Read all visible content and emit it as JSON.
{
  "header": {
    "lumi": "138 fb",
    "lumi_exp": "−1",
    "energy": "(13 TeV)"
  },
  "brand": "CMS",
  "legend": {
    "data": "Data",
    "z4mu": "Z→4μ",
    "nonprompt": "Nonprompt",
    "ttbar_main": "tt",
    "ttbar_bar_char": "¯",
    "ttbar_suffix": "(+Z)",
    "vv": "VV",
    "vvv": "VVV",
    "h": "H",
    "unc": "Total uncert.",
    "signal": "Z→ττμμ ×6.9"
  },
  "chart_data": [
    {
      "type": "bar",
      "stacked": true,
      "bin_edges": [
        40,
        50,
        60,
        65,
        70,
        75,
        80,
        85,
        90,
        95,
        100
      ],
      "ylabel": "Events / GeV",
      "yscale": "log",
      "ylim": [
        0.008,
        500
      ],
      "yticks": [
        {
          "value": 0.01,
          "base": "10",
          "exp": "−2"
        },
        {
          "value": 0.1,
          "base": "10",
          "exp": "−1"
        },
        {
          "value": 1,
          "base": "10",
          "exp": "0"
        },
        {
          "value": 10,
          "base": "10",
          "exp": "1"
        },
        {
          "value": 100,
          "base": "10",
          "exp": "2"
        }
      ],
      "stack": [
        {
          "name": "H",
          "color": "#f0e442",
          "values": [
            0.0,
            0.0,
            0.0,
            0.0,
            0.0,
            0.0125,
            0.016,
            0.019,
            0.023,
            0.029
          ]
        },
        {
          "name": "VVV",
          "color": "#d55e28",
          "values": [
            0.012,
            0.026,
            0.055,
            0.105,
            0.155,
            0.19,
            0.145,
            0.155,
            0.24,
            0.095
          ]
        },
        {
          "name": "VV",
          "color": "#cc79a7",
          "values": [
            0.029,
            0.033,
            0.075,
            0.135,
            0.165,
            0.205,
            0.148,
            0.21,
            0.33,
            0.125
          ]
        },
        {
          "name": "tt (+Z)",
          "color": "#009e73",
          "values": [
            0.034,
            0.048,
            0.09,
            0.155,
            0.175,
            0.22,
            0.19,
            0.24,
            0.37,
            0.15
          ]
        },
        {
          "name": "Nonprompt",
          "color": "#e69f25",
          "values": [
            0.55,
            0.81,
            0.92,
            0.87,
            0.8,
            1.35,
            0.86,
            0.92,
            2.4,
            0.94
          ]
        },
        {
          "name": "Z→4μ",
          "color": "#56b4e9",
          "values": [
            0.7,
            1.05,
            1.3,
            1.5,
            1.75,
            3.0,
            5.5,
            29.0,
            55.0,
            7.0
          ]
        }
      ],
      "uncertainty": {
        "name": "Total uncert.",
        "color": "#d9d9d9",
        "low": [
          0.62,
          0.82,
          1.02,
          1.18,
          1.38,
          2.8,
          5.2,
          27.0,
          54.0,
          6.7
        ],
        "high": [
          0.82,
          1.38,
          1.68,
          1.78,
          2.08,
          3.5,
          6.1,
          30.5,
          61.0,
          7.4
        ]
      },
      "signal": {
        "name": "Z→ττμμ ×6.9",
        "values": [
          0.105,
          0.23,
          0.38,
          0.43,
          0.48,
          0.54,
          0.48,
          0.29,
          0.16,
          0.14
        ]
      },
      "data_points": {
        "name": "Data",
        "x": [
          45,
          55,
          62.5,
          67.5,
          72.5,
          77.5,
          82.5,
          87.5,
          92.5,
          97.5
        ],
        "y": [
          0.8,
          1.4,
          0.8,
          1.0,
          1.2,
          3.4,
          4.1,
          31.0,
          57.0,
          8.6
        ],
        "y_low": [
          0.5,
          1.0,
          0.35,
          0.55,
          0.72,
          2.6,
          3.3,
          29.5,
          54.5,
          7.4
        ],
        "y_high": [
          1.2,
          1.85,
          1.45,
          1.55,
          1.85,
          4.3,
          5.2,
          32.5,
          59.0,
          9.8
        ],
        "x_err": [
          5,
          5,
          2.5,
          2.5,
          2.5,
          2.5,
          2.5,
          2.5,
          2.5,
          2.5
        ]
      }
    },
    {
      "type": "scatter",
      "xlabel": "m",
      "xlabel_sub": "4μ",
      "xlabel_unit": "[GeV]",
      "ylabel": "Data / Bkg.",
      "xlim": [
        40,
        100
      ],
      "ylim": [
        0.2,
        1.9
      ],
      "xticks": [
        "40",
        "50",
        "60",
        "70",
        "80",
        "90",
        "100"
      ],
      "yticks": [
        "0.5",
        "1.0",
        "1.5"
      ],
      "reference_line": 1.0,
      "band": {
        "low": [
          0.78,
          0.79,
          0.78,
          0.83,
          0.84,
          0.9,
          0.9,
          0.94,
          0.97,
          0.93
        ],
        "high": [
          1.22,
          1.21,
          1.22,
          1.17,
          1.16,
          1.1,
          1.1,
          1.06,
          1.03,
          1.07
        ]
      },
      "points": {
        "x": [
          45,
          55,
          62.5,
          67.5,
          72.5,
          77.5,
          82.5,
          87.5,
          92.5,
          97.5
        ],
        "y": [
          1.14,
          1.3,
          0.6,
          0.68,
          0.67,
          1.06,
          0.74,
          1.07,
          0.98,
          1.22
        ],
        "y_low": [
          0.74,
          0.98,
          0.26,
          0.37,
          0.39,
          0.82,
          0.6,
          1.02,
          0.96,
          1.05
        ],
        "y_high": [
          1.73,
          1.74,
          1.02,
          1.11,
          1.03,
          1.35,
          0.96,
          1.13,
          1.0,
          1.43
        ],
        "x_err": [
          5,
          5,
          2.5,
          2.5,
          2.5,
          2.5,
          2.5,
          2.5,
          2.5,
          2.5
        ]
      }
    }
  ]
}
☆ ☆ ☆ ☆ ☆ ☆ ☆
What this task involves.
Extract the full set of entries word for word.

Written answer.
Read all visible content and emit it as JSON.
{
  "header": {
    "lumi": "138 fb",
    "lumi_exp": "−1",
    "energy": "(13 TeV)"
  },
  "brand": "CMS",
  "legend": {
    "data": "Data",
    "z4mu": "Z→4μ",
    "nonprompt": "Nonprompt",
    "ttbar_main": "tt",
    "ttbar_bar_char": "¯",
    "ttbar_suffix": "(+Z)",
    "vv": "VV",
    "vvv": "VVV",
    "h": "H",
    "unc": "Total uncert.",
    "signal": "Z→ττμμ ×6.9"
  },
  "chart_data": [
    {
      "type": "bar",
      "stacked": true,
      "bin_edges": [
        40,
        50,
        60,
        65,
        70,
        75,
        80,
        85,
        90,
        95,
        100
      ],
      "ylabel": "Events / GeV",
      "yscale": "log",
      "ylim": [
        0.008,
        500
      ],
      "yticks": [
        {
          "value": 0.01,
          "base": "10",
          "exp": "−2"
        },
        {
          "value": 0.1,
          "base": "10",
          "exp": "−1"
        },
        {
          "value": 1,
          "base": "10",
          "exp": "0"
        },
        {
          "value": 10,
          "base": "10",
          "exp": "1"
        },
        {
          "value": 100,
          "base": "10",
          "exp": "2"
        }
      ],
      "stack": [
        {
          "name": "H",
          "color": "#f0e442",
          "values": [
            0.0,
            0.0,
            0.0,
            0.0,
            0.0,
            0.0125,
            0.016,
            0.019,
            0.023,
            0.029
          ]
        },
        {
          "name": "VVV",
          "color": "#d55e28",
          "values": [
            0.012,
            0.026,
            0.055,
            0.105,
            0.155,
            0.19,
            0.145,
            0.155,
            0.24,
            0.095
          ]
        },
        {
          "name": "VV",
          "color": "#cc79a7",
          "values": [
            0.029,
            0.033,
            0.075,
            0.135,
            0.165,
            0.205,
            0.148,
            0.21,
            0.33,
            0.125
          ]
        },
        {
          "name": "tt (+Z)",
          "color": "#009e73",
          "values": [
            0.034,
            0.048,
            0.09,
            0.155,
            0.175,
            0.22,
            0.19,
            0.24,
            0.37,
            0.15
          ]
        },
        {
          "name": "Nonprompt",
          "color": "#e69f25",
          "values": [
            0.55,
            0.81,
            0.92,
            0.87,
            0.8,
            1.35,
            0.86,
            0.92,
            2.4,
            0.94
          ]
        },
        {
          "name": "Z→4μ",
          "color": "#56b4e9",
          "values": [
            0.7,
            1.05,
            1.3,
            1.5,
            1.75,
            3.0,
            5.5,
            29.0,
            55.0,
            7.0
          ]
        }
      ],
      "uncertainty": {
        "name": "Total uncert.",
        "color": "#d9d9d9",
        "low": [
          0.62,
          0.82,
          1.02,
          1.18,
          1.38,
          2.8,
          5.2,
          27.0,
          54.0,
          6.7
        ],
        "high": [
          0.82,
          1.38,
          1.68,
          1.78,
          2.08,
          3.5,
          6.1,
          30.5,
          61.0,
          7.4
        ]
      },
      "signal": {
        "name": "Z→ττμμ ×6.9",
        "values": [
          0.105,
          0.23,
          0.38,
          0.43,
          0.48,
          0.54,
          0.48,
          0.29,
          0.16,
          0.14
        ]
      },
      "data_points": {
        "name": "Data",
        "x": [
          45,
          55,
          62.5,
          67.5,
          72.5,
          77.5,
          82.5,
          87.5,
          92.5,
          97.5
        ],
        "y": [
          0.8,
          1.4,
          0.8,
          1.0,
          1.2,
          3.4,
          4.1,
          31.0,
          57.0,
          8.6
        ],
        "y_low": [
          0.5,
          1.0,
          0.35,
          0.55,
          0.72,
          2.6,
          3.3,
          29.5,
          54.5,
          7.4
        ],
        "y_high": [
          1.2,
          1.85,
          1.45,
          1.55,
          1.85,
          4.3,
          5.2,
          32.5,
          59.0,
          9.8
        ],
        "x_err": [
          5,
          5,
          2.5,
          2.5,
          2.5,
          2.5,
          2.5,
          2.5,
          2.5,
          2.5
        ]
      }
    },
    {
      "type": "scatter",
      "xlabel": "m",
      "xlabel_sub": "4μ",
      "xlabel_unit": "[GeV]",
      "ylabel": "Data / Bkg.",
      "xlim": [
        40,
        100
      ],
      "ylim": [
        0.2,
        1.9
      ],
      "xticks": [
        "40",
        "50",
        "60",
        "70",
        "80",
        "90",
        "100"
      ],
      "yticks": [
        "0.5",
        "1.0",
        "1.5"
      ],
      "reference_line": 1.0,
      "band": {
        "low": [
          0.78,
          0.79,
          0.78,
          0.83,
          0.84,
          0.9,
          0.9,
          0.94,
          0.97,
          0.93
        ],
        "high": [
          1.22,
          1.21,
          1.22,
          1.17,
          1.16,
          1.1,
          1.1,
          1.06,
          1.03,
          1.07
        ]
      },
      "points": {
        "x": [
          45,
          55,
          62.5,
          67.5,
          72.5,
          77.5,
          82.5,
          87.5,
          92.5,
          97.5
        ],
        "y": [
          1.14,
          1.3,
          0.6,
          0.68,
          0.67,
          1.06,
          0.74,
          1.07,
          0.98,
          1.22
        ],
        "y_low": [
          0.74,
          0.98,
          0.26,
          0.37,
          0.39,
          0.82,
          0.6,
          1.02,
          0.96,
          1.05
        ],
        "y_high": [
          1.73,
          1.74,
          1.02,
          1.11,
          1.03,
          1.35,
          0.96,
          1.13,
          1.0,
          1.43
        ],
        "x_err": [
          5,
          5,
          2.5,
          2.5,
          2.5,
          2.5,
          2.5,
          2.5,
          2.5,
          2.5
        ]
      }
    }
  ]
}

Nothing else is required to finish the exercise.